## [Exercise directions]
All lines in the data bearing the string "this" should be identified and copied.

↓

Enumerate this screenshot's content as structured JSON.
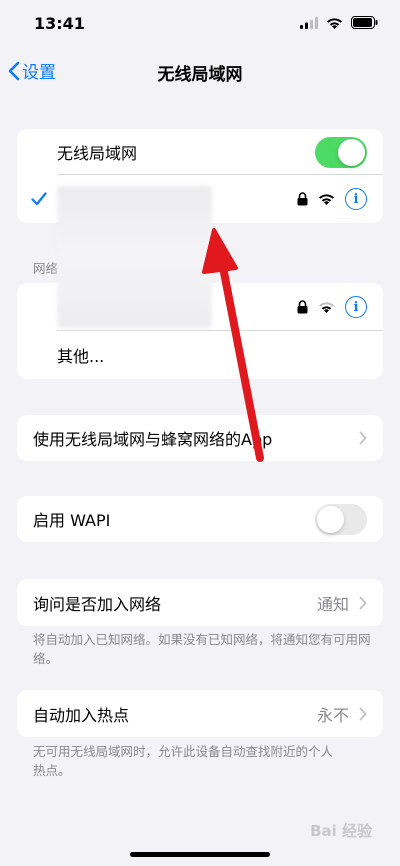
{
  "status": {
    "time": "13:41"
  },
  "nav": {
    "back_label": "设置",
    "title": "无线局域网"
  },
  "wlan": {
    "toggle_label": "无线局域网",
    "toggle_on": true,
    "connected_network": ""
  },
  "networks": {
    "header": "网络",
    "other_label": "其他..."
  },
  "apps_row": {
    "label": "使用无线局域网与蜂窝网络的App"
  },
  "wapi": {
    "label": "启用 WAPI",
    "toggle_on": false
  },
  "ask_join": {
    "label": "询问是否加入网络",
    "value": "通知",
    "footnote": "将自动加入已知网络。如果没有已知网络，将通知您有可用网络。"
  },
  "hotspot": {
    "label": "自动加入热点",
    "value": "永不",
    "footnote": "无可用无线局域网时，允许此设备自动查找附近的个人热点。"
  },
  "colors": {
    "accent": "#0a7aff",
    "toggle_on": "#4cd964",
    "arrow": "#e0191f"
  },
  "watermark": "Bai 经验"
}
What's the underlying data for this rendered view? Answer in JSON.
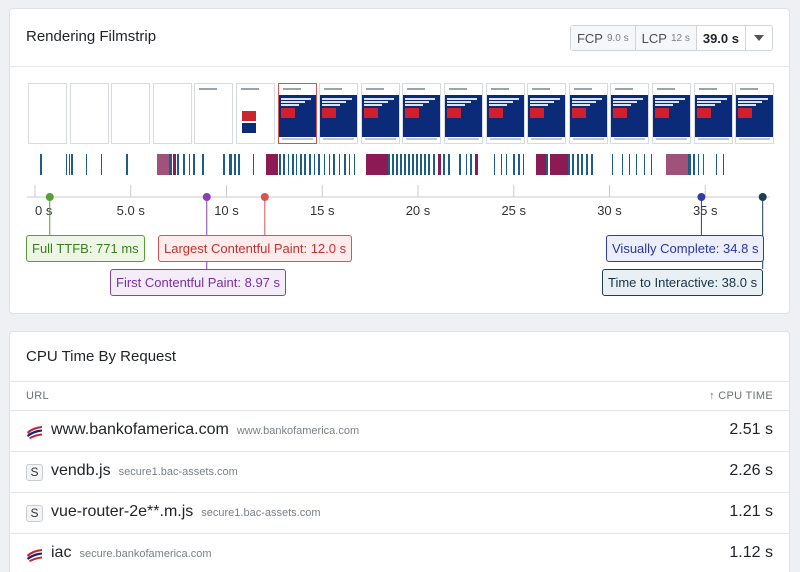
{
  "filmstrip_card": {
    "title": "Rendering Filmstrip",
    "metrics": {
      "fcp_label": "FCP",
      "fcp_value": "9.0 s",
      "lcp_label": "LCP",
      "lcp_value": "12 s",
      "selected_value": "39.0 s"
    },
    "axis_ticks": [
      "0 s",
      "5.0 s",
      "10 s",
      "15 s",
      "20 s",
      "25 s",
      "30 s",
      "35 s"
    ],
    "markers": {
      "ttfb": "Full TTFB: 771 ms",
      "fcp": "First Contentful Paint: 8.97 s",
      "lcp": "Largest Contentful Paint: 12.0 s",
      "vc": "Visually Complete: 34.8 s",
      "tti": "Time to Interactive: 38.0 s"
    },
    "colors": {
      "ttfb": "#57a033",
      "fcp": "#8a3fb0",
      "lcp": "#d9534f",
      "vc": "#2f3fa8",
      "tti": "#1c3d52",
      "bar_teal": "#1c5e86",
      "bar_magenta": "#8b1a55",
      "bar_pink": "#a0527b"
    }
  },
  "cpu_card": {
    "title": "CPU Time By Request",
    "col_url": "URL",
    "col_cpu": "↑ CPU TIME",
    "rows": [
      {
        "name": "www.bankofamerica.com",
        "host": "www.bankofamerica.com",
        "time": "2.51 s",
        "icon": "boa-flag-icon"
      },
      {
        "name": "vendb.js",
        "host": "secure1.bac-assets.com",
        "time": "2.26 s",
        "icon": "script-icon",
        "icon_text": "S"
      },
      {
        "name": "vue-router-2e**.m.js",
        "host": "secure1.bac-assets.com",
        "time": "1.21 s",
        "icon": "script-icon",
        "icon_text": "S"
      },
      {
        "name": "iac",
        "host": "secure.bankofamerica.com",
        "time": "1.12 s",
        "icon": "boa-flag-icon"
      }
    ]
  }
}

↑

## [Solved problem]
Enumerate this screenshot's content as structured JSON.
What's the underlying data for this rendered view? Answer in JSON.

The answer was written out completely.